> TASK TO COMPLETE: Look through the records below and collect all lines that hold the string "Figure".

> INPUT:

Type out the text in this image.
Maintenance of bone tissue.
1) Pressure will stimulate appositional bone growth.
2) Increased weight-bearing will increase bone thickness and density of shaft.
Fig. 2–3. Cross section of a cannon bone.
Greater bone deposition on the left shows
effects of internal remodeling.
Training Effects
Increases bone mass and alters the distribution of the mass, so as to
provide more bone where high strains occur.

* * *

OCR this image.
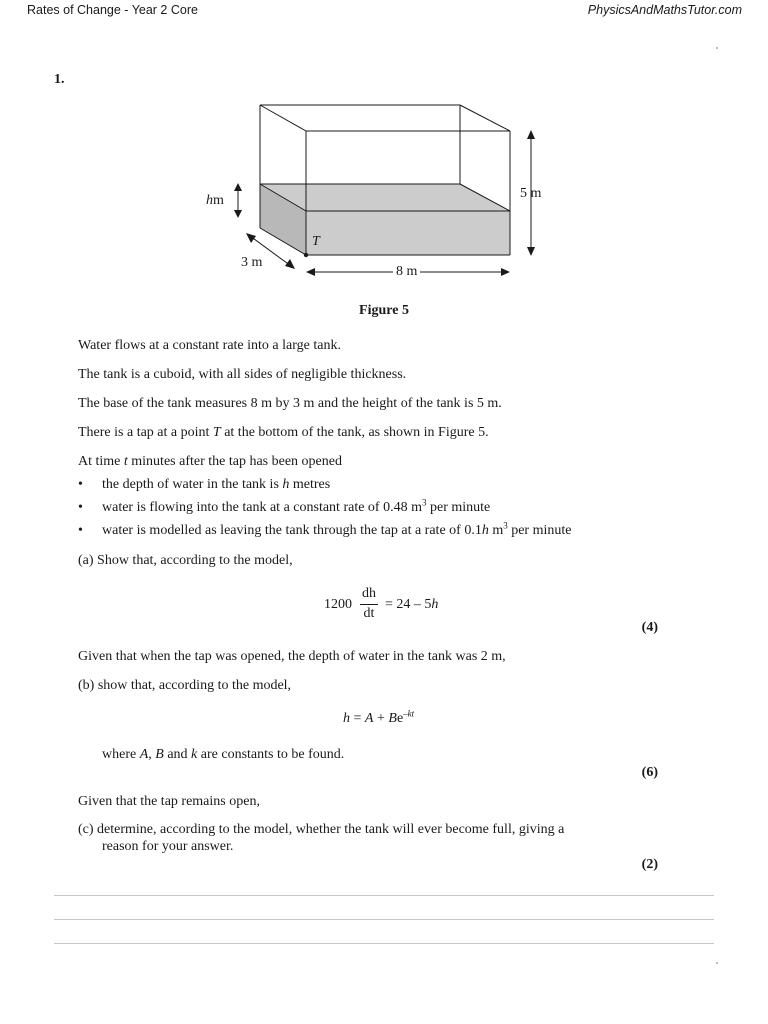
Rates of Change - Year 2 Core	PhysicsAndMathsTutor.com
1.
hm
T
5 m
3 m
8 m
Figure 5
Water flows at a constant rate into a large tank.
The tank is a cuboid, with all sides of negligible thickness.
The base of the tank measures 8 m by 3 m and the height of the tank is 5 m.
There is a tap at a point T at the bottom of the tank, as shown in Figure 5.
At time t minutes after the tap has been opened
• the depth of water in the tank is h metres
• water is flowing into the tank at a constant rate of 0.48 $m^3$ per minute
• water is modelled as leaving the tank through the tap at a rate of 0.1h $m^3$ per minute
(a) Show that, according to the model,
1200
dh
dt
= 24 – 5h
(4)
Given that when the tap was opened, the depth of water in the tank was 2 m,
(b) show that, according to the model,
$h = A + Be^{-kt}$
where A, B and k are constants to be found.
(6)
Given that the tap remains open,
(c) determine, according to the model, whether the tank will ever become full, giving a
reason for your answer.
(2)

> OUTPUT OF THE TASK:
Figure 5
There is a tap at a point T at the bottom of the tank, as shown in Figure 5.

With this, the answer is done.